__Stated exercise__.
Extract each line holding the word "this" from the entries.

__Rows__.
— START —
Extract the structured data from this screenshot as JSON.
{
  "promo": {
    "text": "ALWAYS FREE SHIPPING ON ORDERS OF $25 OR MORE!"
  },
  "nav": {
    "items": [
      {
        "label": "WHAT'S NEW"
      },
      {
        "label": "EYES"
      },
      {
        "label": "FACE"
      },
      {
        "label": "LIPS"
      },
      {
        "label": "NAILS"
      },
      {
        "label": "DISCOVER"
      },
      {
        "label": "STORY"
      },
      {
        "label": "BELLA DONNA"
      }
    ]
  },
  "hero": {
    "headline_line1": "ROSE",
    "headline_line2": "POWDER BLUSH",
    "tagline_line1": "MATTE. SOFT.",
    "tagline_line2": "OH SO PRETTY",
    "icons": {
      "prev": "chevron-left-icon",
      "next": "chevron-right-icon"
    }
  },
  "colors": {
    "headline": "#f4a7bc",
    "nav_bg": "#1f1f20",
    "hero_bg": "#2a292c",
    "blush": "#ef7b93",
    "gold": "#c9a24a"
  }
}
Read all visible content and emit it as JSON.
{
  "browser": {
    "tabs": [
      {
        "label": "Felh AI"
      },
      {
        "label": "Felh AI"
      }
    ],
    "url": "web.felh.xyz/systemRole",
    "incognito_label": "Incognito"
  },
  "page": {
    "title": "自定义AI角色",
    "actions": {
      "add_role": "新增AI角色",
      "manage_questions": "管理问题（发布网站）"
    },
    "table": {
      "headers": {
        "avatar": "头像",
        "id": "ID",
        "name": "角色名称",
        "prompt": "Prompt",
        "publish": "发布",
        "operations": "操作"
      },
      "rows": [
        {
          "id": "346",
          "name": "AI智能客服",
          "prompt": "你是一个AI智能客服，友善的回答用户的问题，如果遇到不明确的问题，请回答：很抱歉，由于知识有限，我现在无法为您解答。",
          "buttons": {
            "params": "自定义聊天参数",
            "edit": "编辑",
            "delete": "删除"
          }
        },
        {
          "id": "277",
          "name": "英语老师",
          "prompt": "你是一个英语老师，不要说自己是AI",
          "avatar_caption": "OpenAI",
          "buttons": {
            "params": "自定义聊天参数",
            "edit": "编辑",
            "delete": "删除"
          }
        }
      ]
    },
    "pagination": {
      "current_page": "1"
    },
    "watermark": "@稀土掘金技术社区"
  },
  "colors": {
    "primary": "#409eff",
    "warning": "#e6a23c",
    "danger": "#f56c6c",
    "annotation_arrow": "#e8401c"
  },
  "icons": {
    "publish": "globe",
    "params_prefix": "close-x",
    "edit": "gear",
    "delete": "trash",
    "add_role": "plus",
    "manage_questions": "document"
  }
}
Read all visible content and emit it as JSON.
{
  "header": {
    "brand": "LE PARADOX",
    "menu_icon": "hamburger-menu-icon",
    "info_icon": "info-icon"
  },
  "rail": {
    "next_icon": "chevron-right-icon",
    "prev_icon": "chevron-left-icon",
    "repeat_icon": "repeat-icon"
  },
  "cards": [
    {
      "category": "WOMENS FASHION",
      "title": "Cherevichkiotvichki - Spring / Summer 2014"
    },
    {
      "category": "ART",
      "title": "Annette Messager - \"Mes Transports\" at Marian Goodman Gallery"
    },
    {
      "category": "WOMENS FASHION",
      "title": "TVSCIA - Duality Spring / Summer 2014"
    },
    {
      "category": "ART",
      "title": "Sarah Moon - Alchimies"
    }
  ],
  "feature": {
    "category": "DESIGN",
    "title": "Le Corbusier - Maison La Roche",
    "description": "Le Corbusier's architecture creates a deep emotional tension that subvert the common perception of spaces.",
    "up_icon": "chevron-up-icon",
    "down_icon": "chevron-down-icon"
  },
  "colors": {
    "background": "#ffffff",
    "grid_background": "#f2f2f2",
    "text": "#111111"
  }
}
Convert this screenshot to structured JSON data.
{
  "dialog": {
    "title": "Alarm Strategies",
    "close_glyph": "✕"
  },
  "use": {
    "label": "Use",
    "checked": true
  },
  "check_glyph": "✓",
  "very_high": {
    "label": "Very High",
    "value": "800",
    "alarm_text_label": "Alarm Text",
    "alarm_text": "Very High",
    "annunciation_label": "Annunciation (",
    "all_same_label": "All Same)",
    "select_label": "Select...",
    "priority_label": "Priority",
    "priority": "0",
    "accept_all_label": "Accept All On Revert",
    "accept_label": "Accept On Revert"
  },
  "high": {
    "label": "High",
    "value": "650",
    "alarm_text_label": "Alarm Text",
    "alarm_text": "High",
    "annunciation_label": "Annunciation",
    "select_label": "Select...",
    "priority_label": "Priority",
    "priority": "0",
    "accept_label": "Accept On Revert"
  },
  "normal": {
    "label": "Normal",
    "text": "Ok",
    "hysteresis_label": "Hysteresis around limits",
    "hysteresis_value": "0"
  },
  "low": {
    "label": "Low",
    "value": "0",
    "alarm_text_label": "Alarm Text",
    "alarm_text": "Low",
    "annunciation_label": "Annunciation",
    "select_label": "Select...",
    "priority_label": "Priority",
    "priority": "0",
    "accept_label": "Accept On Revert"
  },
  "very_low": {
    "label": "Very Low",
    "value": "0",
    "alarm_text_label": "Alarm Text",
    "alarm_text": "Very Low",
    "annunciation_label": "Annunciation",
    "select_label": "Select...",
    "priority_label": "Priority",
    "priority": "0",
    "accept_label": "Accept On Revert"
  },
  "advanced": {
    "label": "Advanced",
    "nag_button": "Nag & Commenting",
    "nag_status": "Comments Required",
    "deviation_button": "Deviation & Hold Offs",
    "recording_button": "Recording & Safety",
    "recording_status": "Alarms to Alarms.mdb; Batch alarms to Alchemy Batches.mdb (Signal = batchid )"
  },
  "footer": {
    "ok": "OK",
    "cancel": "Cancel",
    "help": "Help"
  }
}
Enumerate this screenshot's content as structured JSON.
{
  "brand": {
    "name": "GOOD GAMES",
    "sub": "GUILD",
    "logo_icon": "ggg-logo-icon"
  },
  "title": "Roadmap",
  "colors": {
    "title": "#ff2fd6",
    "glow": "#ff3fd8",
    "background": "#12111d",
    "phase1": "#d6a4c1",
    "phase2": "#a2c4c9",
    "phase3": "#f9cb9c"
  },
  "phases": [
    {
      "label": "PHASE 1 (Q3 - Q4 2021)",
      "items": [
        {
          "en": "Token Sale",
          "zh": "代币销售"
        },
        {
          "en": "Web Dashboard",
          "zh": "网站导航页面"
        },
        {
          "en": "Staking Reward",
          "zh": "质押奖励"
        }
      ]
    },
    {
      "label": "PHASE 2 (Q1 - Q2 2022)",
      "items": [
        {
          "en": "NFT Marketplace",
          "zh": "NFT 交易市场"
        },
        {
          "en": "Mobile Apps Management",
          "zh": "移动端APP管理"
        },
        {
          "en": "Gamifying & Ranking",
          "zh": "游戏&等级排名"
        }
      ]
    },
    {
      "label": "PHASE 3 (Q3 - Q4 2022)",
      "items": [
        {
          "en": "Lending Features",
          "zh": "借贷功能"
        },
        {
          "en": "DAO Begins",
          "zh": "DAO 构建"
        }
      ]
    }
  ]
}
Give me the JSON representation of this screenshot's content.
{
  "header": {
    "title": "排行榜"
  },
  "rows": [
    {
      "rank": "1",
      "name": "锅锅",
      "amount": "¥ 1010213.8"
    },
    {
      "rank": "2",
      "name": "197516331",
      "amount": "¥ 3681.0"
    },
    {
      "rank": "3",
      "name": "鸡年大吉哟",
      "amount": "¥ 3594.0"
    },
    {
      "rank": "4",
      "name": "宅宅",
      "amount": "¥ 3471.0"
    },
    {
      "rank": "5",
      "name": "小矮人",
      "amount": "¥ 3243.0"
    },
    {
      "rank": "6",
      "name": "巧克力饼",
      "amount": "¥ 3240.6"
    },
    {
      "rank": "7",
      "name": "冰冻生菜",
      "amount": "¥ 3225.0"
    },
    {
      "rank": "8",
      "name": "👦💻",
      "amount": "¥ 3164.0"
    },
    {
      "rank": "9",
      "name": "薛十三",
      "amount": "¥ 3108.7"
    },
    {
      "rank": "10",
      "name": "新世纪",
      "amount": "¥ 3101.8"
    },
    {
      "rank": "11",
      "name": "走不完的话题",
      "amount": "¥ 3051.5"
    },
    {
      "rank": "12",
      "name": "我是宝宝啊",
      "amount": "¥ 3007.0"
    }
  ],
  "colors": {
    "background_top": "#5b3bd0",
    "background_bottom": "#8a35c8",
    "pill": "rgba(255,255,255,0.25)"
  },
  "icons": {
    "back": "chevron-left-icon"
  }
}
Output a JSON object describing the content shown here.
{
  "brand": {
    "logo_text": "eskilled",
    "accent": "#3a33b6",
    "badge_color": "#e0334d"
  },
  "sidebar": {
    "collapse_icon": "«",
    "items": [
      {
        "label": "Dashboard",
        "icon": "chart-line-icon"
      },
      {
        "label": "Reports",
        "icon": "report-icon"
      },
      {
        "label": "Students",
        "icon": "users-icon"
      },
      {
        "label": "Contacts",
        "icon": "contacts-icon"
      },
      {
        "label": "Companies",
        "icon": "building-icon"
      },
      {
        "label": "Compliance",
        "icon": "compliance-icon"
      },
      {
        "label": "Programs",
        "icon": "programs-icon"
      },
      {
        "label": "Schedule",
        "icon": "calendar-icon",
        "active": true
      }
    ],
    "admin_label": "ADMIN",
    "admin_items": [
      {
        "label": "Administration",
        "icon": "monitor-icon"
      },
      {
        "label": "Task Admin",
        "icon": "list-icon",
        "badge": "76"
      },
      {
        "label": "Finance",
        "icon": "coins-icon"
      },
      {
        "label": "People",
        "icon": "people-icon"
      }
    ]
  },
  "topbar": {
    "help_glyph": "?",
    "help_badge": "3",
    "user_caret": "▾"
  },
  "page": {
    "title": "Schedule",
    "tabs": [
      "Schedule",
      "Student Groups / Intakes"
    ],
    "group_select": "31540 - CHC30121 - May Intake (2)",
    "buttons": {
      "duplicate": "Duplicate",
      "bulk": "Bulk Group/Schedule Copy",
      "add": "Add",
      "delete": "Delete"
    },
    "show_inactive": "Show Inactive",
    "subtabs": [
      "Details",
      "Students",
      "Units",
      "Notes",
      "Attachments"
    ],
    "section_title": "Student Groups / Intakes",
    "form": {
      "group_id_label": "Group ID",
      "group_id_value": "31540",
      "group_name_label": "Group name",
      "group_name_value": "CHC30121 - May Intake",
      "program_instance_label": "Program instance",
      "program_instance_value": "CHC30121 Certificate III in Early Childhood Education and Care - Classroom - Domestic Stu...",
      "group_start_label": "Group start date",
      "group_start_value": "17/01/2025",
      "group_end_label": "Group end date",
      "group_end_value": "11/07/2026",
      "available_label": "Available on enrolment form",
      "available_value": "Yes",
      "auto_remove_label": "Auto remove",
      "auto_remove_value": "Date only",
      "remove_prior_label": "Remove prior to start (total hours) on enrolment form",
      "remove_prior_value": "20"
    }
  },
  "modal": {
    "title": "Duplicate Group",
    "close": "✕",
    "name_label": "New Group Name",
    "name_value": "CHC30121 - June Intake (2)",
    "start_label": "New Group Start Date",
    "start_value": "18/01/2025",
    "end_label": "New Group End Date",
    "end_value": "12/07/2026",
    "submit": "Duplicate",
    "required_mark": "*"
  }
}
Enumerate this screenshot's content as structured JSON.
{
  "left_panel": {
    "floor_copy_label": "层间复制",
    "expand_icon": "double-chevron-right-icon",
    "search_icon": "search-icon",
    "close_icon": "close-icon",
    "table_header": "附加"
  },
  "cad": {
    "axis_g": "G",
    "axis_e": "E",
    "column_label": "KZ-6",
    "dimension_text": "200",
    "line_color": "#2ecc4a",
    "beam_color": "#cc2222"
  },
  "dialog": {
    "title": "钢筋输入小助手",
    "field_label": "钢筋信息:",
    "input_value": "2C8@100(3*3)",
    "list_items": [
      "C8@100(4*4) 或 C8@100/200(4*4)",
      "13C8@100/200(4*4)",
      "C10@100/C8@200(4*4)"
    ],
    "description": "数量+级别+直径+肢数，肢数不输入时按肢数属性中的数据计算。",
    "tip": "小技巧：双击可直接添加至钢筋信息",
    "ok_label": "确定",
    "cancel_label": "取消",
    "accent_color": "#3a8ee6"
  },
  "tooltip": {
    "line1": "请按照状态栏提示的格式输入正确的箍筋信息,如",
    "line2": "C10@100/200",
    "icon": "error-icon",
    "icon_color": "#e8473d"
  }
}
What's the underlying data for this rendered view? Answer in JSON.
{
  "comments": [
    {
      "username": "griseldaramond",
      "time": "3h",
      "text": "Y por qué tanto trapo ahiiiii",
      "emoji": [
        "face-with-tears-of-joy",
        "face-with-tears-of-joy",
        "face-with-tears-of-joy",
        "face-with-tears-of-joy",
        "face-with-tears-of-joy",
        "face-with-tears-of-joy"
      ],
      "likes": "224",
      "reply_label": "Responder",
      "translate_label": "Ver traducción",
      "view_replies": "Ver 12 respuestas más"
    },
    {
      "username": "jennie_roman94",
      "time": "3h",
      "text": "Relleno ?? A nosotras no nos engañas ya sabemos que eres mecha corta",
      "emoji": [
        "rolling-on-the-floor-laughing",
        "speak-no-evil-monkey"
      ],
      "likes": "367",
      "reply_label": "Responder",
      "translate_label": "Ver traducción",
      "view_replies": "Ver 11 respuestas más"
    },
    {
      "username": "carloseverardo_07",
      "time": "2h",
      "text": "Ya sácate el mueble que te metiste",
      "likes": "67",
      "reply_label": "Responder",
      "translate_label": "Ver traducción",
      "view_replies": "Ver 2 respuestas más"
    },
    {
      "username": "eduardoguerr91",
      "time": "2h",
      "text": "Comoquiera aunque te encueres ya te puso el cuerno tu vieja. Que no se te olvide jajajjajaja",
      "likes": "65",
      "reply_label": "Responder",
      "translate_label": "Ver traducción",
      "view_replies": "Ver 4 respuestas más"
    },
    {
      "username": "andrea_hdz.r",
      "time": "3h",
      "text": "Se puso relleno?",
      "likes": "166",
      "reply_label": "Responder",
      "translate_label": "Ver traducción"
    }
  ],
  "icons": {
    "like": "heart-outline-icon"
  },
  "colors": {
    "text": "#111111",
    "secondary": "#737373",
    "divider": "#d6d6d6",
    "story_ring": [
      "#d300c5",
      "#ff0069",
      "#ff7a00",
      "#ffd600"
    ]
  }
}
— END —
__Exercise output__.
Extract the structured data from this screenshot as JSON.
Convert this screenshot to structured JSON data.
Enumerate this screenshot's content as structured JSON.
Give me the JSON representation of this screenshot's content.
Enumerate this screenshot's content as structured JSON.
What's the underlying data for this rendered view? Answer in JSON.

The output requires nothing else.